**DIRECTIONS**
Search the entries for the word "sterben" and return every line where it is found.

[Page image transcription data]
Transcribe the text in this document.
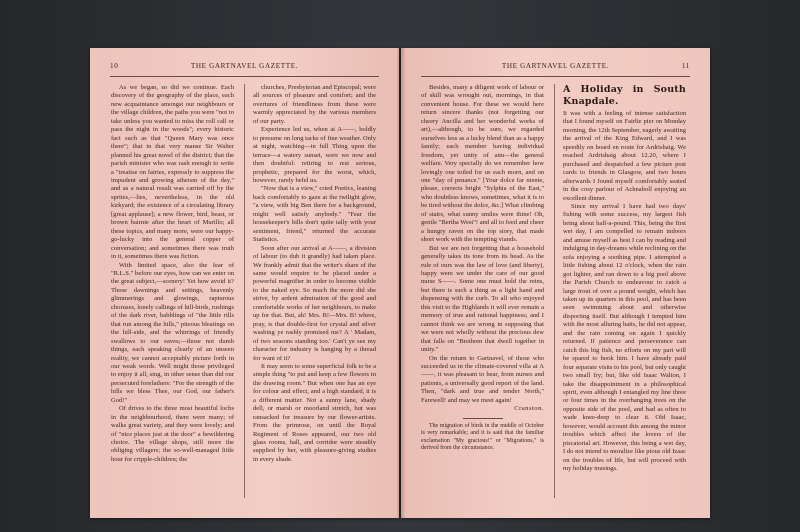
10	THE GARTNAVEL GAZETTE.

As we began, so did we continue. Each discovery of the geography of the place, each new acquaintance amongst our neighbours or the village children, the paths you were "not to take unless you wanted to miss the roll call or pass the night in the woods"; every historic fact such as that "Queen Mary was once there"; that in that very manse Sir Walter planned his great novel of the district; that the parish minister who was rash enough to write a "treatise on fairies, expressly to suppress the impudent and growing atheism of the day," and as a natural result was carried off by the sprites,—lies, nevertheless, in the old kirkyard; the existence of a circulating library [great applause]; a new flower, bird, beast, or brown bairnie after the heart of Murillo; all these topics, and many more, were our happy-go-lucky into the general copper of conversation; and sometimes there was truth in it, sometimes there was fiction.

With limited space, also the fear of "R.L.S." before our eyes, how can we enter on the great subject,—scenery! Yet how avoid it? Those dawnings and settings, heavenly glimmerings and glowings, rapturous choruses, lonely callings of hill-birds, rushings of the dark river, babblings of "the little rills that run among the hills," piteous bleatings on the hill-side, and the whirrings of friendly swallows to our eaves;—those not dumb things, each speaking clearly of an unseen reality, we cannot acceptably picture forth in our weak words. Well might those privileged to enjoy it all, sing, in other sense than did our persecuted forefathers: "For the strength of the hills we bless Thee, our God, our father's God!"

Of drives to the three most beautiful lochs in the neighbourhood, there were many; of walks great variety, and they were lovely; and of "nice places just at the door" a bewildering choice. The village shops, still more the obliging villagers; the so-well-managed little hour for cripple-children; the

churches, Presbyterian and Episcopal; were all sources of pleasure and comfort; and the overtures of friendliness from these were warmly appreciated by the various members of our party.

Experience led us, when at A——, boldly to presume on long tacks of fine weather. Only at night, watching—in full Thing upon the terrace—a watery sunset, were we now and then doubtful: retiring to rest serious, prophetic, prepared for the worst, which, however, rarely befel us.

"Now that is a view," cried Poetics, leaning back comfortably to gaze at the twilight glow, "a view, with big Ben there for a background, might well satisfy anybody." "Fear the housekeeper's bills don't quite tally with your sentiment, friend," returned the accurate Statistics.

Soon after our arrival at A——, a division of labour (to dub it grandly) had taken place. We frankly admit that the writer's share of the same would require to be placed under a powerful magnifier in order to become visible to the naked eye. So much the more did she strive, by ardent admiration of the good and comfortable works of her neighbours, to make up for that. But, ah! Mrs. B!—Mrs. B! where, pray, is that double-first for crystal and silver washing ye rashly promised me? A ' Madam, of two seasons standing too.' Can't ye see my character for industry is hanging by a thread for want of it?

It may seem to some superficial folk to be a simple thing "to put and keep a few flowers in the drawing room." But when one has an eye for colour and effect, and a high standard, it is a different matter. Not a sunny lane, shady dell, or marsh or moorland stretch, but was ransacked for treasure by our flower-artists. From the primrose, on until the Royal Regiment of Roses appeared, our two old glass rooms, hall, and corridor were steadily supplied by her, with pleasure-giving studies in every shade.

THE GARTNAVEL GAZETTE.	11

Besides, many a diligent work of labour or of skill was wrought out, mornings, in that convenient house. For these we would here return sincere thanks (not forgetting our cheery Ancilla and her wonderful works of art),—although, to be sure, we regarded ourselves less as a lucky blend than as a happy family; each member having individual freedom, yet unity of aim—the general welfare. Very specially do we remember how lovingly one toiled for us each morn, and on one "day of penance." [Your dolce far niente, please, corrects bright "Sylphia of the East," who doubtless knows, sometimes, what it is to be tired without the dolce, &c.] What climbing of stairs, what sunny smiles were thine! Oh, gentle "Bertha West"! and all to feed and cheer a hungry raven on the top story, that made short work with the tempting viands.

But we are not forgetting that a household generally takes its tone from its head. As the rule of ours was the law of love (and liberty), happy were we under the care of our good nurse S——. Some one must hold the reins, but there is such a thing as a light hand and dispensing with the curb. To all who enjoyed this visit to the Highlands it will ever remain a memory of true and rational happiness; and I cannot think we are wrong in supposing that we were not wholly without the precious dew that falls on "Brethren that dwell together in unity."

On the return to Gartnavel, of those who succeeded us in the climate-covered villa at A——, it was pleasant to hear, from nurses and patients, a universally good report of the land. Then, "dark and true and tender North," Farewell! and may we meet again!

Cranston.

The migration of birds in the middle of October is very remarkable; and it is said that the familiar exclamation "My gracious!" or "Migrations," is derived from the circumstance.

A Holiday in South Knapdale.

It was with a feeling of intense satisfaction that I found myself on Fairlie pier on Monday morning, the 12th September, eagerly awaiting the arrival of the King Edward, and I was speedily on board en route for Ardrishaig. We reached Ardrishaig about 12.20, where I purchased and despatched a few picture post cards to friends in Glasgow, and two hours afterwards I found myself comfortably seated in the cosy parlour of Achnaboll enjoying an excellent dinner.

Since my arrival I have had two days' fishing with some success, my largest fish being about half-a-pound. This, being the first wet day, I am compelled to remain indoors and amuse myself as best I can by reading and indulging in day-dreams while reclining on the sofa enjoying a soothing pipe. I attempted a little fishing about 12 o'clock, when the rain got lighter, and ran down to a big pool above the Parish Church to endeavour to catch a large trout of over a pound weight, which has taken up its quarters in this pool, and has been seen swimming about and otherwise disporting itself. But although I tempted him with the most alluring baits, he did not appear, and the rain coming on again I quickly returned. If patience and perseverance can catch this big fish, no efforts on my part will be spared to hook him. I have already paid four separate visits to his pool, but only caught two small fry; but, like old Isaac Walton, I take the disappointment in a philosophical spirit, even although I entangled my line three or four times in the overhanging trees on the opposite side of the pool, and had as often to wade knee-deep to clear it. Old Isaac, however, would account this among the minor troubles which affect the lovers of the piscatorial art. However, this being a wet day, I do not intend to moralize like pious old Izaac on the troubles of life, but will proceed with my holiday musings.
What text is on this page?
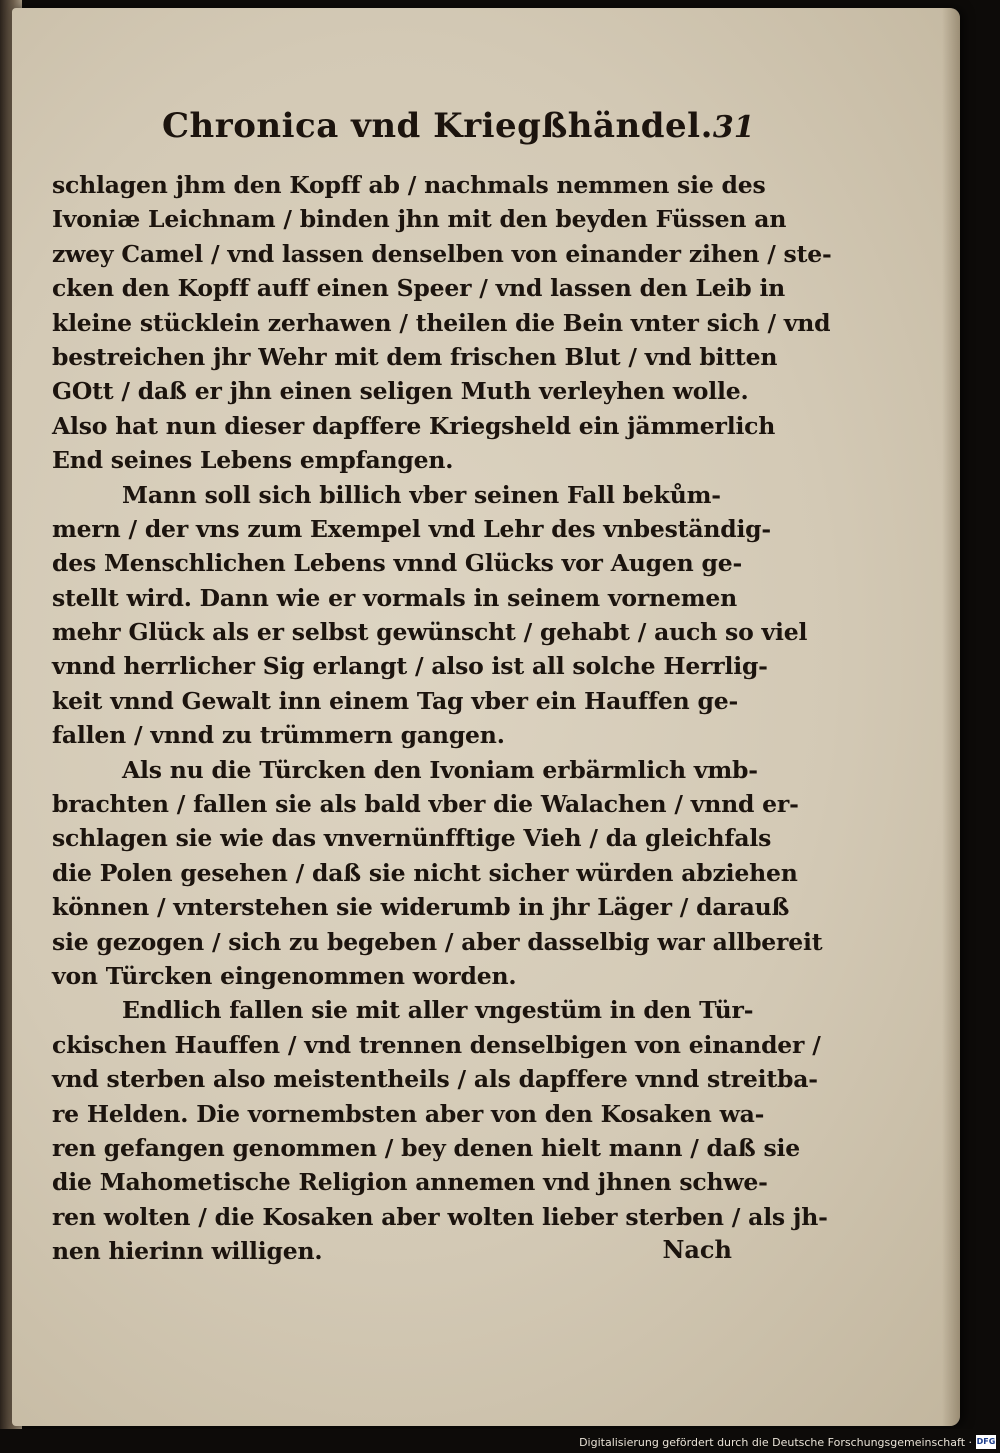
Chronica vnd Kriegßhändel. 31
schlagen jhm den Kopff ab / nachmals nemmen sie des
Ivoniæ Leichnam / binden jhn mit den beyden Füssen an
zwey Camel / vnd lassen denselben von einander zihen / ste-
cken den Kopff auff einen Speer / vnd lassen den Leib in
kleine stücklein zerhawen / theilen die Bein vnter sich / vnd
bestreichen jhr Wehr mit dem frischen Blut / vnd bitten
GOtt / daß er jhn einen seligen Muth verleyhen wolle.
Also hat nun dieser dapffere Kriegsheld ein jämmerlich
End seines Lebens empfangen.
Mann soll sich billich vber seinen Fall bekům-
mern / der vns zum Exempel vnd Lehr des vnbeständig-
des Menschlichen Lebens vnnd Glücks vor Augen ge-
stellt wird. Dann wie er vormals in seinem vornemen
mehr Glück als er selbst gewünscht / gehabt / auch so viel
vnnd herrlicher Sig erlangt / also ist all solche Herrlig-
keit vnnd Gewalt inn einem Tag vber ein Hauffen ge-
fallen / vnnd zu trümmern gangen.
Als nu die Türcken den Ivoniam erbärmlich vmb-
brachten / fallen sie als bald vber die Walachen / vnnd er-
schlagen sie wie das vnvernünfftige Vieh / da gleichfals
die Polen gesehen / daß sie nicht sicher würden abziehen
können / vnterstehen sie widerumb in jhr Läger / darauß
sie gezogen / sich zu begeben / aber dasselbig war allbereit
von Türcken eingenommen worden.
Endlich fallen sie mit aller vngestüm in den Tür-
ckischen Hauffen / vnd trennen denselbigen von einander /
vnd sterben also meistentheils / als dapffere vnnd streitba-
re Helden. Die vornembsten aber von den Kosaken wa-
ren gefangen genommen / bey denen hielt mann / daß sie
die Mahometische Religion annemen vnd jhnen schwe-
ren wolten / die Kosaken aber wolten lieber sterben / als jh-
nen hierinn willigen.	Nach
Digitalisierung gefördert durch die Deutsche Forschungsgemeinschaft · DFG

**YOUR SOLUTION**
vnd sterben also meistentheils / als dapffere vnnd streitba-
ren wolten / die Kosaken aber wolten lieber sterben / als jh-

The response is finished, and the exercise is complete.